### INSTRUCTION
Every record must be repeated exactly, with no omission.

[Saved entries]
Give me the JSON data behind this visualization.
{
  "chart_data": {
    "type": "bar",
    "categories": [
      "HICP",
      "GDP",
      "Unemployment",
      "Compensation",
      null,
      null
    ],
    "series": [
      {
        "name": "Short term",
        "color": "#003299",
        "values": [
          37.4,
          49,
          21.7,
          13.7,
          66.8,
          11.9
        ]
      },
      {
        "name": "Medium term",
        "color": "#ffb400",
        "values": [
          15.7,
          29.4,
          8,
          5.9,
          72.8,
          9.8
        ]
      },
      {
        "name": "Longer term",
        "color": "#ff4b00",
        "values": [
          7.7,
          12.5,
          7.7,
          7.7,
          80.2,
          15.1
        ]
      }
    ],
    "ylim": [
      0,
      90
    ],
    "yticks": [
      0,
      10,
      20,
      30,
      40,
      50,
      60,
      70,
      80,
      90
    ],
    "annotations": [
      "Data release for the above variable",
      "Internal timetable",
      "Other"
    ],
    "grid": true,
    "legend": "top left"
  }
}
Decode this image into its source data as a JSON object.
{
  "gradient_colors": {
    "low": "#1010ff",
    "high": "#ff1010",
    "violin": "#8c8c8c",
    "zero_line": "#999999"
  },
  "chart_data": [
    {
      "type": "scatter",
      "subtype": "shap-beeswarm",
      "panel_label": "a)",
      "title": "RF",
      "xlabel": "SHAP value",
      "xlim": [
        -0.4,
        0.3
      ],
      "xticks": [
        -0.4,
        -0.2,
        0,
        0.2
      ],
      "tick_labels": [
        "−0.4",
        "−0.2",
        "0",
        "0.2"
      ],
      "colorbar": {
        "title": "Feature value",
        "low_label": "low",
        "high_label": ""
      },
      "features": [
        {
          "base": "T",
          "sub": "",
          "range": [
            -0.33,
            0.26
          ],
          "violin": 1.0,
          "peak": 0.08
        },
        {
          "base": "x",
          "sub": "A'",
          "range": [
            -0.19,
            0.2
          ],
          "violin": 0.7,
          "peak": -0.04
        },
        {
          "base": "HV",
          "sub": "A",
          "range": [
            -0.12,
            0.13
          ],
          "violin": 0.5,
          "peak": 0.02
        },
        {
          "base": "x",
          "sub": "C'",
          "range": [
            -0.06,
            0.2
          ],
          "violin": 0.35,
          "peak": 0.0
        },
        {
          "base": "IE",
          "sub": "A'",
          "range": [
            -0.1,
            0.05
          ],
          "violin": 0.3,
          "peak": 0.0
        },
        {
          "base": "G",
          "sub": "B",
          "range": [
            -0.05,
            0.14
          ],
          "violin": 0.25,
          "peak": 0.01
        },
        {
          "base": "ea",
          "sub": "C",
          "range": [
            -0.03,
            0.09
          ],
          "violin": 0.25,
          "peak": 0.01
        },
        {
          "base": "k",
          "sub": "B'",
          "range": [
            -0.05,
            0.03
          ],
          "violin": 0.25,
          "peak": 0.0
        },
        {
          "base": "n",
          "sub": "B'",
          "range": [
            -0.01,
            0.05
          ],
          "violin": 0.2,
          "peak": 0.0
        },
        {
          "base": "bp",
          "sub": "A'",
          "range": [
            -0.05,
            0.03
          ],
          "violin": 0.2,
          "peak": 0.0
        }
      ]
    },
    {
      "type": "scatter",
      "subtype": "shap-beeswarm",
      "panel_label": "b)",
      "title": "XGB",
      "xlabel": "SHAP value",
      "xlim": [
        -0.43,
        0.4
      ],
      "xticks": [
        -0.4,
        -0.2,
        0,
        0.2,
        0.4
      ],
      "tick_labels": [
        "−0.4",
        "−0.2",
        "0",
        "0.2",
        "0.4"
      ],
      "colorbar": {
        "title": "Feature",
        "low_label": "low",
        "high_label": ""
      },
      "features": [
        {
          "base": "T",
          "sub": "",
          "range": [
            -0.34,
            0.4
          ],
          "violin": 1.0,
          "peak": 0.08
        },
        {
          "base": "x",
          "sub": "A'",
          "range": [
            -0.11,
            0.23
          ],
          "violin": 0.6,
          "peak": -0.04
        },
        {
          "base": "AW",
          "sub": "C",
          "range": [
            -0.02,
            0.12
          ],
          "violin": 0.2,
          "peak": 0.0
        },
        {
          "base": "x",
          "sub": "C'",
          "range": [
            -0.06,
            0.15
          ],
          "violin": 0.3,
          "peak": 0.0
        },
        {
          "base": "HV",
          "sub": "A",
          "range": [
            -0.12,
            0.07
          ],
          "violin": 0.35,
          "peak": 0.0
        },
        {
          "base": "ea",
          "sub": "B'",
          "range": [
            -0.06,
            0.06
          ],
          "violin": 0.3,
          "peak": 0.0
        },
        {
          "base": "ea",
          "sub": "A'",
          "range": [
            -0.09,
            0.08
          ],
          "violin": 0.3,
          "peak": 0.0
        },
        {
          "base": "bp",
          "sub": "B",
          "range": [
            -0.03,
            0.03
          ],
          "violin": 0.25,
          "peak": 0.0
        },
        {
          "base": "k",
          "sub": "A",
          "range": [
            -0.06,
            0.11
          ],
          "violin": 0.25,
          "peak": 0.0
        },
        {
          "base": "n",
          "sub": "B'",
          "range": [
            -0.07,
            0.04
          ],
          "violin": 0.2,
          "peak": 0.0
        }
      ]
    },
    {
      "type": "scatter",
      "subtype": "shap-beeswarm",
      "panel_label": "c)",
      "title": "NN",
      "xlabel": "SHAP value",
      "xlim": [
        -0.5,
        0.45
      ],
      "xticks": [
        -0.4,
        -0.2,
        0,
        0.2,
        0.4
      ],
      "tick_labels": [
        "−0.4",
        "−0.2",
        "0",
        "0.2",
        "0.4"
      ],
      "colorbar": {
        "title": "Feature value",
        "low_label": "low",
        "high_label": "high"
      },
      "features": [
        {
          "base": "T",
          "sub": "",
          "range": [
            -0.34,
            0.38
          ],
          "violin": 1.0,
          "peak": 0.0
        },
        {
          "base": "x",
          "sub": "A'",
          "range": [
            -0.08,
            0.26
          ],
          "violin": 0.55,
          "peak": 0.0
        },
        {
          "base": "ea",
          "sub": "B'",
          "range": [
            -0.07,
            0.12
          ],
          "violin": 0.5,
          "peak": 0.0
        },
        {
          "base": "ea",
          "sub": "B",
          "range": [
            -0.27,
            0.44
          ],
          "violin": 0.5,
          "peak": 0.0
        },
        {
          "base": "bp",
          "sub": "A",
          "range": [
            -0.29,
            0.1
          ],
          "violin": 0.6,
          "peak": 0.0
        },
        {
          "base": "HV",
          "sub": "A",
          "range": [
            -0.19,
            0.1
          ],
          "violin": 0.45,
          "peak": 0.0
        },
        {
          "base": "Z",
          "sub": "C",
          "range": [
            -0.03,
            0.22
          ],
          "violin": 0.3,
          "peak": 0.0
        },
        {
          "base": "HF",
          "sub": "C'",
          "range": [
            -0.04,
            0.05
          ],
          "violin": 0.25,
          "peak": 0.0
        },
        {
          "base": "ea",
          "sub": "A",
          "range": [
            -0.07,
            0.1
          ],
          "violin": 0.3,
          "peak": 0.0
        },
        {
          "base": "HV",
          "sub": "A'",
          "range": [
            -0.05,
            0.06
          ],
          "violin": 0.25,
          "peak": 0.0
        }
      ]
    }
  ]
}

### EXERCISE OUTPUT
Give me the JSON data behind this visualization.
{
  "chart_data": {
    "type": "bar",
    "categories": [
      "HICP",
      "GDP",
      "Unemployment",
      "Compensation",
      null,
      null
    ],
    "series": [
      {
        "name": "Short term",
        "color": "#003299",
        "values": [
          37.4,
          49,
          21.7,
          13.7,
          66.8,
          11.9
        ]
      },
      {
        "name": "Medium term",
        "color": "#ffb400",
        "values": [
          15.7,
          29.4,
          8,
          5.9,
          72.8,
          9.8
        ]
      },
      {
        "name": "Longer term",
        "color": "#ff4b00",
        "values": [
          7.7,
          12.5,
          7.7,
          7.7,
          80.2,
          15.1
        ]
      }
    ],
    "ylim": [
      0,
      90
    ],
    "yticks": [
      0,
      10,
      20,
      30,
      40,
      50,
      60,
      70,
      80,
      90
    ],
    "annotations": [
      "Data release for the above variable",
      "Internal timetable",
      "Other"
    ],
    "grid": true,
    "legend": "top left"
  }
}
Decode this image into its source data as a JSON object.
{
  "gradient_colors": {
    "low": "#1010ff",
    "high": "#ff1010",
    "violin": "#8c8c8c",
    "zero_line": "#999999"
  },
  "chart_data": [
    {
      "type": "scatter",
      "subtype": "shap-beeswarm",
      "panel_label": "a)",
      "title": "RF",
      "xlabel": "SHAP value",
      "xlim": [
        -0.4,
        0.3
      ],
      "xticks": [
        -0.4,
        -0.2,
        0,
        0.2
      ],
      "tick_labels": [
        "−0.4",
        "−0.2",
        "0",
        "0.2"
      ],
      "colorbar": {
        "title": "Feature value",
        "low_label": "low",
        "high_label": ""
      },
      "features": [
        {
          "base": "T",
          "sub": "",
          "range": [
            -0.33,
            0.26
          ],
          "violin": 1.0,
          "peak": 0.08
        },
        {
          "base": "x",
          "sub": "A'",
          "range": [
            -0.19,
            0.2
          ],
          "violin": 0.7,
          "peak": -0.04
        },
        {
          "base": "HV",
          "sub": "A",
          "range": [
            -0.12,
            0.13
          ],
          "violin": 0.5,
          "peak": 0.02
        },
        {
          "base": "x",
          "sub": "C'",
          "range": [
            -0.06,
            0.2
          ],
          "violin": 0.35,
          "peak": 0.0
        },
        {
          "base": "IE",
          "sub": "A'",
          "range": [
            -0.1,
            0.05
          ],
          "violin": 0.3,
          "peak": 0.0
        },
        {
          "base": "G",
          "sub": "B",
          "range": [
            -0.05,
            0.14
          ],
          "violin": 0.25,
          "peak": 0.01
        },
        {
          "base": "ea",
          "sub": "C",
          "range": [
            -0.03,
            0.09
          ],
          "violin": 0.25,
          "peak": 0.01
        },
        {
          "base": "k",
          "sub": "B'",
          "range": [
            -0.05,
            0.03
          ],
          "violin": 0.25,
          "peak": 0.0
        },
        {
          "base": "n",
          "sub": "B'",
          "range": [
            -0.01,
            0.05
          ],
          "violin": 0.2,
          "peak": 0.0
        },
        {
          "base": "bp",
          "sub": "A'",
          "range": [
            -0.05,
            0.03
          ],
          "violin": 0.2,
          "peak": 0.0
        }
      ]
    },
    {
      "type": "scatter",
      "subtype": "shap-beeswarm",
      "panel_label": "b)",
      "title": "XGB",
      "xlabel": "SHAP value",
      "xlim": [
        -0.43,
        0.4
      ],
      "xticks": [
        -0.4,
        -0.2,
        0,
        0.2,
        0.4
      ],
      "tick_labels": [
        "−0.4",
        "−0.2",
        "0",
        "0.2",
        "0.4"
      ],
      "colorbar": {
        "title": "Feature",
        "low_label": "low",
        "high_label": ""
      },
      "features": [
        {
          "base": "T",
          "sub": "",
          "range": [
            -0.34,
            0.4
          ],
          "violin": 1.0,
          "peak": 0.08
        },
        {
          "base": "x",
          "sub": "A'",
          "range": [
            -0.11,
            0.23
          ],
          "violin": 0.6,
          "peak": -0.04
        },
        {
          "base": "AW",
          "sub": "C",
          "range": [
            -0.02,
            0.12
          ],
          "violin": 0.2,
          "peak": 0.0
        },
        {
          "base": "x",
          "sub": "C'",
          "range": [
            -0.06,
            0.15
          ],
          "violin": 0.3,
          "peak": 0.0
        },
        {
          "base": "HV",
          "sub": "A",
          "range": [
            -0.12,
            0.07
          ],
          "violin": 0.35,
          "peak": 0.0
        },
        {
          "base": "ea",
          "sub": "B'",
          "range": [
            -0.06,
            0.06
          ],
          "violin": 0.3,
          "peak": 0.0
        },
        {
          "base": "ea",
          "sub": "A'",
          "range": [
            -0.09,
            0.08
          ],
          "violin": 0.3,
          "peak": 0.0
        },
        {
          "base": "bp",
          "sub": "B",
          "range": [
            -0.03,
            0.03
          ],
          "violin": 0.25,
          "peak": 0.0
        },
        {
          "base": "k",
          "sub": "A",
          "range": [
            -0.06,
            0.11
          ],
          "violin": 0.25,
          "peak": 0.0
        },
        {
          "base": "n",
          "sub": "B'",
          "range": [
            -0.07,
            0.04
          ],
          "violin": 0.2,
          "peak": 0.0
        }
      ]
    },
    {
      "type": "scatter",
      "subtype": "shap-beeswarm",
      "panel_label": "c)",
      "title": "NN",
      "xlabel": "SHAP value",
      "xlim": [
        -0.5,
        0.45
      ],
      "xticks": [
        -0.4,
        -0.2,
        0,
        0.2,
        0.4
      ],
      "tick_labels": [
        "−0.4",
        "−0.2",
        "0",
        "0.2",
        "0.4"
      ],
      "colorbar": {
        "title": "Feature value",
        "low_label": "low",
        "high_label": "high"
      },
      "features": [
        {
          "base": "T",
          "sub": "",
          "range": [
            -0.34,
            0.38
          ],
          "violin": 1.0,
          "peak": 0.0
        },
        {
          "base": "x",
          "sub": "A'",
          "range": [
            -0.08,
            0.26
          ],
          "violin": 0.55,
          "peak": 0.0
        },
        {
          "base": "ea",
          "sub": "B'",
          "range": [
            -0.07,
            0.12
          ],
          "violin": 0.5,
          "peak": 0.0
        },
        {
          "base": "ea",
          "sub": "B",
          "range": [
            -0.27,
            0.44
          ],
          "violin": 0.5,
          "peak": 0.0
        },
        {
          "base": "bp",
          "sub": "A",
          "range": [
            -0.29,
            0.1
          ],
          "violin": 0.6,
          "peak": 0.0
        },
        {
          "base": "HV",
          "sub": "A",
          "range": [
            -0.19,
            0.1
          ],
          "violin": 0.45,
          "peak": 0.0
        },
        {
          "base": "Z",
          "sub": "C",
          "range": [
            -0.03,
            0.22
          ],
          "violin": 0.3,
          "peak": 0.0
        },
        {
          "base": "HF",
          "sub": "C'",
          "range": [
            -0.04,
            0.05
          ],
          "violin": 0.25,
          "peak": 0.0
        },
        {
          "base": "ea",
          "sub": "A",
          "range": [
            -0.07,
            0.1
          ],
          "violin": 0.3,
          "peak": 0.0
        },
        {
          "base": "HV",
          "sub": "A'",
          "range": [
            -0.05,
            0.06
          ],
          "violin": 0.25,
          "peak": 0.0
        }
      ]
    }
  ]
}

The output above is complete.